* _RECORDS SUPPLIED_:
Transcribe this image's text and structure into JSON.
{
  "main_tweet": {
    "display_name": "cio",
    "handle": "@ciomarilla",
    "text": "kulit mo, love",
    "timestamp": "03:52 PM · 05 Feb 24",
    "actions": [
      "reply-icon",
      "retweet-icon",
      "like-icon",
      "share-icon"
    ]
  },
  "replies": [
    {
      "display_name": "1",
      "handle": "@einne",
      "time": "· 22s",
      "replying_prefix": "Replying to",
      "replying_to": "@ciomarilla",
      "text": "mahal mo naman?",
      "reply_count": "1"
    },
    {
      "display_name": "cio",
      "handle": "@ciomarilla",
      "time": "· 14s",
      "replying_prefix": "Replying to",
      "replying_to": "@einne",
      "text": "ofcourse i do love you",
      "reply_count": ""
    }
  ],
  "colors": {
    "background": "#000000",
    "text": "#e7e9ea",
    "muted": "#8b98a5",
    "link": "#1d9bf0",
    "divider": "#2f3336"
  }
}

* _TASK INSTRUCTIONS_: The full set of records should be duplicated exactly.

* _EXERCISE RESULT_:
Transcribe this image's text and structure into JSON.
{
  "main_tweet": {
    "display_name": "cio",
    "handle": "@ciomarilla",
    "text": "kulit mo, love",
    "timestamp": "03:52 PM · 05 Feb 24",
    "actions": [
      "reply-icon",
      "retweet-icon",
      "like-icon",
      "share-icon"
    ]
  },
  "replies": [
    {
      "display_name": "1",
      "handle": "@einne",
      "time": "· 22s",
      "replying_prefix": "Replying to",
      "replying_to": "@ciomarilla",
      "text": "mahal mo naman?",
      "reply_count": "1"
    },
    {
      "display_name": "cio",
      "handle": "@ciomarilla",
      "time": "· 14s",
      "replying_prefix": "Replying to",
      "replying_to": "@einne",
      "text": "ofcourse i do love you",
      "reply_count": ""
    }
  ],
  "colors": {
    "background": "#000000",
    "text": "#e7e9ea",
    "muted": "#8b98a5",
    "link": "#1d9bf0",
    "divider": "#2f3336"
  }
}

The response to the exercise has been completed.